* DATA EXCERPTS
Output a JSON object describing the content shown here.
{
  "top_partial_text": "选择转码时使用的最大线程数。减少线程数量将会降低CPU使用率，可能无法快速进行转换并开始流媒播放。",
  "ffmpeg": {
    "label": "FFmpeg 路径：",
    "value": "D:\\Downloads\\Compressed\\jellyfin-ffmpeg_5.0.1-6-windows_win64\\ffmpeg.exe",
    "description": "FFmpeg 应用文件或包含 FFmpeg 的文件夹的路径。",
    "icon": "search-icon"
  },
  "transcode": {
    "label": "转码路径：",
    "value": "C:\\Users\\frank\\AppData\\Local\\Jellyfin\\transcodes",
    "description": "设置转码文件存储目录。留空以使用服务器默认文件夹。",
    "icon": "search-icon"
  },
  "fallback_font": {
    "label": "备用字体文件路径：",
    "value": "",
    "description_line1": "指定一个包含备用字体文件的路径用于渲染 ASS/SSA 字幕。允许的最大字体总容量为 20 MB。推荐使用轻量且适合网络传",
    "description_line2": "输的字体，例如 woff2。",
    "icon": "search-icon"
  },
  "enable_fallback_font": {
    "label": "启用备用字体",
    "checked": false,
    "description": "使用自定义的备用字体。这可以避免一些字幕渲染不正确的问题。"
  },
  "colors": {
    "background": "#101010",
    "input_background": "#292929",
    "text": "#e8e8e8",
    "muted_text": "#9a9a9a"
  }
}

* TASK PROMPT
Repeat all the entries exactly as given.

* EXERCISE OUTPUT
Output a JSON object describing the content shown here.
{
  "top_partial_text": "选择转码时使用的最大线程数。减少线程数量将会降低CPU使用率，可能无法快速进行转换并开始流媒播放。",
  "ffmpeg": {
    "label": "FFmpeg 路径：",
    "value": "D:\\Downloads\\Compressed\\jellyfin-ffmpeg_5.0.1-6-windows_win64\\ffmpeg.exe",
    "description": "FFmpeg 应用文件或包含 FFmpeg 的文件夹的路径。",
    "icon": "search-icon"
  },
  "transcode": {
    "label": "转码路径：",
    "value": "C:\\Users\\frank\\AppData\\Local\\Jellyfin\\transcodes",
    "description": "设置转码文件存储目录。留空以使用服务器默认文件夹。",
    "icon": "search-icon"
  },
  "fallback_font": {
    "label": "备用字体文件路径：",
    "value": "",
    "description_line1": "指定一个包含备用字体文件的路径用于渲染 ASS/SSA 字幕。允许的最大字体总容量为 20 MB。推荐使用轻量且适合网络传",
    "description_line2": "输的字体，例如 woff2。",
    "icon": "search-icon"
  },
  "enable_fallback_font": {
    "label": "启用备用字体",
    "checked": false,
    "description": "使用自定义的备用字体。这可以避免一些字幕渲染不正确的问题。"
  },
  "colors": {
    "background": "#101010",
    "input_background": "#292929",
    "text": "#e8e8e8",
    "muted_text": "#9a9a9a"
  }
}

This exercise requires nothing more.